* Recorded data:
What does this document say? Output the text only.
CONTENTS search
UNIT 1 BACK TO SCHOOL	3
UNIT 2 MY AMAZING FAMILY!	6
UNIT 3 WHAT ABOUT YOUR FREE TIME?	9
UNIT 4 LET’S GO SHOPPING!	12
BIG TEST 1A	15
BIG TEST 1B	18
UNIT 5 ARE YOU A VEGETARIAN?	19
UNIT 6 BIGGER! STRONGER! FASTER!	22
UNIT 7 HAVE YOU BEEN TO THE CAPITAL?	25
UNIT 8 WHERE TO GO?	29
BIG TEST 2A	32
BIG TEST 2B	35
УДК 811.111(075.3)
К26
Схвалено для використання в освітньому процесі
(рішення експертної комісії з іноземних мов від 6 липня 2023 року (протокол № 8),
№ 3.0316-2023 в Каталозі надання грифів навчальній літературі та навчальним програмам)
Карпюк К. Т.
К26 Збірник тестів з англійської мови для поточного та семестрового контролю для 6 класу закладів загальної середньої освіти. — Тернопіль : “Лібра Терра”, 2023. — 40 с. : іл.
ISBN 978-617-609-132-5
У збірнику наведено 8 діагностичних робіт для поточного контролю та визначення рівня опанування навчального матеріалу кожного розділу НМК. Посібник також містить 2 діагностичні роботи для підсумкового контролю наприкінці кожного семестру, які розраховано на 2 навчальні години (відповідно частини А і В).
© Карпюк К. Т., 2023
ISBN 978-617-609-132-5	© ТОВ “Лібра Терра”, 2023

* Requirements:
Every line above needs to be retyped exactly.

* Answer to the problem:
What does this document say? Output the text only.
CONTENTS search
UNIT 1 BACK TO SCHOOL	3
UNIT 2 MY AMAZING FAMILY!	6
UNIT 3 WHAT ABOUT YOUR FREE TIME?	9
UNIT 4 LET’S GO SHOPPING!	12
BIG TEST 1A	15
BIG TEST 1B	18
UNIT 5 ARE YOU A VEGETARIAN?	19
UNIT 6 BIGGER! STRONGER! FASTER!	22
UNIT 7 HAVE YOU BEEN TO THE CAPITAL?	25
UNIT 8 WHERE TO GO?	29
BIG TEST 2A	32
BIG TEST 2B	35
УДК 811.111(075.3)
К26
Схвалено для використання в освітньому процесі
(рішення експертної комісії з іноземних мов від 6 липня 2023 року (протокол № 8),
№ 3.0316-2023 в Каталозі надання грифів навчальній літературі та навчальним програмам)
Карпюк К. Т.
К26 Збірник тестів з англійської мови для поточного та семестрового контролю для 6 класу закладів загальної середньої освіти. — Тернопіль : “Лібра Терра”, 2023. — 40 с. : іл.
ISBN 978-617-609-132-5
У збірнику наведено 8 діагностичних робіт для поточного контролю та визначення рівня опанування навчального матеріалу кожного розділу НМК. Посібник також містить 2 діагностичні роботи для підсумкового контролю наприкінці кожного семестру, які розраховано на 2 навчальні години (відповідно частини А і В).
© Карпюк К. Т., 2023
ISBN 978-617-609-132-5	© ТОВ “Лібра Терра”, 2023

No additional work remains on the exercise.